Instructions to follow
Show all lines of the listing that hold the word "codice".

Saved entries

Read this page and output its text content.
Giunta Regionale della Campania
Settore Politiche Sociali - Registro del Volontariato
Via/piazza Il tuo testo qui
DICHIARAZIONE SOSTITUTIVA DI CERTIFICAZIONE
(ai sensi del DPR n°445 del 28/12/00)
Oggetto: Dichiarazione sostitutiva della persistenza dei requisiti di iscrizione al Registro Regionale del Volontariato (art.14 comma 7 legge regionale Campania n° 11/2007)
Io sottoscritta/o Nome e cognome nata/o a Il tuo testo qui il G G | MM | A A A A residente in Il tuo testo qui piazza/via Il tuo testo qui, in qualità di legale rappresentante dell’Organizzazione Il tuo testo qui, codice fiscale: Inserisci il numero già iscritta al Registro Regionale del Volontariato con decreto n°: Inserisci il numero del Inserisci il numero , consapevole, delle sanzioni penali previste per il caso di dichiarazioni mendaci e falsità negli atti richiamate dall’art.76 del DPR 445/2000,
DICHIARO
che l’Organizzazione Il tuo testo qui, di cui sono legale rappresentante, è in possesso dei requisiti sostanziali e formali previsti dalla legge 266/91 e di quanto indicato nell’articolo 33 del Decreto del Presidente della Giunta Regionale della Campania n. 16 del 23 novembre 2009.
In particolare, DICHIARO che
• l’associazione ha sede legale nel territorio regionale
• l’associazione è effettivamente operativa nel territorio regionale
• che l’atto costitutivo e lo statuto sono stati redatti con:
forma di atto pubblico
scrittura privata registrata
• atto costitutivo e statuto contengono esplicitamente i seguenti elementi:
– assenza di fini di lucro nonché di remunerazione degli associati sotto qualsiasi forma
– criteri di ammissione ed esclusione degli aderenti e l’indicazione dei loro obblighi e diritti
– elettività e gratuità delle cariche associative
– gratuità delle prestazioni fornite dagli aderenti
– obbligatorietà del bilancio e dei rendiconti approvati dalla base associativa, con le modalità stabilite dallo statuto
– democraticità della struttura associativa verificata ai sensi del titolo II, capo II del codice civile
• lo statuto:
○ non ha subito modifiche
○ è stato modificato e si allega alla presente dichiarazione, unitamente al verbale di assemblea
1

The reply
Io sottoscritta/o Nome e cognome nata/o a Il tuo testo qui il G G | MM | A A A A residente in Il tuo testo qui piazza/via Il tuo testo qui, in qualità di legale rappresentante dell’Organizzazione Il tuo testo qui, codice fiscale: Inserisci il numero già iscritta al Registro Regionale del Volontariato con decreto n°: Inserisci il numero del Inserisci il numero , consapevole, delle sanzioni penali previste per il caso di dichiarazioni mendaci e falsità negli atti richiamate dall’art.76 del DPR 445/2000,
– democraticità della struttura associativa verificata ai sensi del titolo II, capo II del codice civile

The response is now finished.